┌────────
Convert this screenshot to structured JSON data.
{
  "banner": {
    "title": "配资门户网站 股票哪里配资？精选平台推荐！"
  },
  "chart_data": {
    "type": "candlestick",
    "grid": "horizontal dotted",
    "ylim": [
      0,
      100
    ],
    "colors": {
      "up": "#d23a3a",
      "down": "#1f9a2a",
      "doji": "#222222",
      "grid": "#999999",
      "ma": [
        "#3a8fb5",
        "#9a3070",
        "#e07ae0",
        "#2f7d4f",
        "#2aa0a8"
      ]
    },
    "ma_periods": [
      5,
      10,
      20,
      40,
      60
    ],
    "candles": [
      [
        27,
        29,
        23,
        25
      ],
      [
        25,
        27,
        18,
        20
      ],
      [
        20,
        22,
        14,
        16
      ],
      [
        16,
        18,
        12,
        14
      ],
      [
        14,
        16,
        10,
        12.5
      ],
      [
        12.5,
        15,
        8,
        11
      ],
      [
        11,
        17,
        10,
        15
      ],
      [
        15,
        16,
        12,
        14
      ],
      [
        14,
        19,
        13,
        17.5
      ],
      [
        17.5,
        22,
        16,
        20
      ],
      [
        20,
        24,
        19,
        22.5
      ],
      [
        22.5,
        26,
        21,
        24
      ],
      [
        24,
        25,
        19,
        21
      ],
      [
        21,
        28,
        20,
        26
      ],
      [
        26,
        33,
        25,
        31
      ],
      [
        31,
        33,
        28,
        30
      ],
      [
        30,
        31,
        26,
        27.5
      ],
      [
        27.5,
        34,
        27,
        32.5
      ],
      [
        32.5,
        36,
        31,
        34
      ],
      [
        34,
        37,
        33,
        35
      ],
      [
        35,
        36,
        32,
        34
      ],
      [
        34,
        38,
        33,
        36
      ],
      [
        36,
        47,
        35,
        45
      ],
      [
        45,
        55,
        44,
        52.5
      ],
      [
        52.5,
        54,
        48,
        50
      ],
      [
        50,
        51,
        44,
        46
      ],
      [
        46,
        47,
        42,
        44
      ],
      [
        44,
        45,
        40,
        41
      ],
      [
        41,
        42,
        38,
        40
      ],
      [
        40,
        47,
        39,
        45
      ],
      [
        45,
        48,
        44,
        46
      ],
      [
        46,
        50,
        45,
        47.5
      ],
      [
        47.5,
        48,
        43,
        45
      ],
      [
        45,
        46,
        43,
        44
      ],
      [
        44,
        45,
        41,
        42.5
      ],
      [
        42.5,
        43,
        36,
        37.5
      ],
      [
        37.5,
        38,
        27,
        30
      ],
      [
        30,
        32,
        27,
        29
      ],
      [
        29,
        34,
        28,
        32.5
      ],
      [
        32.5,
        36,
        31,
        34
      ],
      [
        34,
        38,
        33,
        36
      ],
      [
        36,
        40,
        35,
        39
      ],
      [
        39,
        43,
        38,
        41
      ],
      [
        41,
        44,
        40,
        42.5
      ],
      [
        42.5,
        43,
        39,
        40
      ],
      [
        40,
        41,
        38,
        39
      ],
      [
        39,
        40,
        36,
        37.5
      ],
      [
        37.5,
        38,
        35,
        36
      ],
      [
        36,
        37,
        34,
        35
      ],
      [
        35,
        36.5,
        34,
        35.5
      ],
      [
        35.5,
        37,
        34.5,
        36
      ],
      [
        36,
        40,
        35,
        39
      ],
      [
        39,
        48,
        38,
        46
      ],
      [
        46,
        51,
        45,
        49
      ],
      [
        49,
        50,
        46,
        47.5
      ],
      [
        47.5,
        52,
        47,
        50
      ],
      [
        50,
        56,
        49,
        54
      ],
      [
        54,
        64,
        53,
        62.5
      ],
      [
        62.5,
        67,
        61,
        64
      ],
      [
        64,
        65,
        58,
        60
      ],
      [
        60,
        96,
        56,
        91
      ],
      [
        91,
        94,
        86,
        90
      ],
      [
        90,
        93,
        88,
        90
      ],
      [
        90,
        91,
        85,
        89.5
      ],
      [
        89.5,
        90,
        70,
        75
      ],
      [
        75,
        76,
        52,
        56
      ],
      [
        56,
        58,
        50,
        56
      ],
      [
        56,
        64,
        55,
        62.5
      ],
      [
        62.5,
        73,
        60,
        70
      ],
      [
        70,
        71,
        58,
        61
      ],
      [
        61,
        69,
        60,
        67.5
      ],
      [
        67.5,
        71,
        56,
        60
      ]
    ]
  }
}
└────────
Write out every line of the material again, exactly as it reads.

→ Solution to this exercise:
Convert this screenshot to structured JSON data.
{
  "banner": {
    "title": "配资门户网站 股票哪里配资？精选平台推荐！"
  },
  "chart_data": {
    "type": "candlestick",
    "grid": "horizontal dotted",
    "ylim": [
      0,
      100
    ],
    "colors": {
      "up": "#d23a3a",
      "down": "#1f9a2a",
      "doji": "#222222",
      "grid": "#999999",
      "ma": [
        "#3a8fb5",
        "#9a3070",
        "#e07ae0",
        "#2f7d4f",
        "#2aa0a8"
      ]
    },
    "ma_periods": [
      5,
      10,
      20,
      40,
      60
    ],
    "candles": [
      [
        27,
        29,
        23,
        25
      ],
      [
        25,
        27,
        18,
        20
      ],
      [
        20,
        22,
        14,
        16
      ],
      [
        16,
        18,
        12,
        14
      ],
      [
        14,
        16,
        10,
        12.5
      ],
      [
        12.5,
        15,
        8,
        11
      ],
      [
        11,
        17,
        10,
        15
      ],
      [
        15,
        16,
        12,
        14
      ],
      [
        14,
        19,
        13,
        17.5
      ],
      [
        17.5,
        22,
        16,
        20
      ],
      [
        20,
        24,
        19,
        22.5
      ],
      [
        22.5,
        26,
        21,
        24
      ],
      [
        24,
        25,
        19,
        21
      ],
      [
        21,
        28,
        20,
        26
      ],
      [
        26,
        33,
        25,
        31
      ],
      [
        31,
        33,
        28,
        30
      ],
      [
        30,
        31,
        26,
        27.5
      ],
      [
        27.5,
        34,
        27,
        32.5
      ],
      [
        32.5,
        36,
        31,
        34
      ],
      [
        34,
        37,
        33,
        35
      ],
      [
        35,
        36,
        32,
        34
      ],
      [
        34,
        38,
        33,
        36
      ],
      [
        36,
        47,
        35,
        45
      ],
      [
        45,
        55,
        44,
        52.5
      ],
      [
        52.5,
        54,
        48,
        50
      ],
      [
        50,
        51,
        44,
        46
      ],
      [
        46,
        47,
        42,
        44
      ],
      [
        44,
        45,
        40,
        41
      ],
      [
        41,
        42,
        38,
        40
      ],
      [
        40,
        47,
        39,
        45
      ],
      [
        45,
        48,
        44,
        46
      ],
      [
        46,
        50,
        45,
        47.5
      ],
      [
        47.5,
        48,
        43,
        45
      ],
      [
        45,
        46,
        43,
        44
      ],
      [
        44,
        45,
        41,
        42.5
      ],
      [
        42.5,
        43,
        36,
        37.5
      ],
      [
        37.5,
        38,
        27,
        30
      ],
      [
        30,
        32,
        27,
        29
      ],
      [
        29,
        34,
        28,
        32.5
      ],
      [
        32.5,
        36,
        31,
        34
      ],
      [
        34,
        38,
        33,
        36
      ],
      [
        36,
        40,
        35,
        39
      ],
      [
        39,
        43,
        38,
        41
      ],
      [
        41,
        44,
        40,
        42.5
      ],
      [
        42.5,
        43,
        39,
        40
      ],
      [
        40,
        41,
        38,
        39
      ],
      [
        39,
        40,
        36,
        37.5
      ],
      [
        37.5,
        38,
        35,
        36
      ],
      [
        36,
        37,
        34,
        35
      ],
      [
        35,
        36.5,
        34,
        35.5
      ],
      [
        35.5,
        37,
        34.5,
        36
      ],
      [
        36,
        40,
        35,
        39
      ],
      [
        39,
        48,
        38,
        46
      ],
      [
        46,
        51,
        45,
        49
      ],
      [
        49,
        50,
        46,
        47.5
      ],
      [
        47.5,
        52,
        47,
        50
      ],
      [
        50,
        56,
        49,
        54
      ],
      [
        54,
        64,
        53,
        62.5
      ],
      [
        62.5,
        67,
        61,
        64
      ],
      [
        64,
        65,
        58,
        60
      ],
      [
        60,
        96,
        56,
        91
      ],
      [
        91,
        94,
        86,
        90
      ],
      [
        90,
        93,
        88,
        90
      ],
      [
        90,
        91,
        85,
        89.5
      ],
      [
        89.5,
        90,
        70,
        75
      ],
      [
        75,
        76,
        52,
        56
      ],
      [
        56,
        58,
        50,
        56
      ],
      [
        56,
        64,
        55,
        62.5
      ],
      [
        62.5,
        73,
        60,
        70
      ],
      [
        70,
        71,
        58,
        61
      ],
      [
        61,
        69,
        60,
        67.5
      ],
      [
        67.5,
        71,
        56,
        60
      ]
    ]
  }
}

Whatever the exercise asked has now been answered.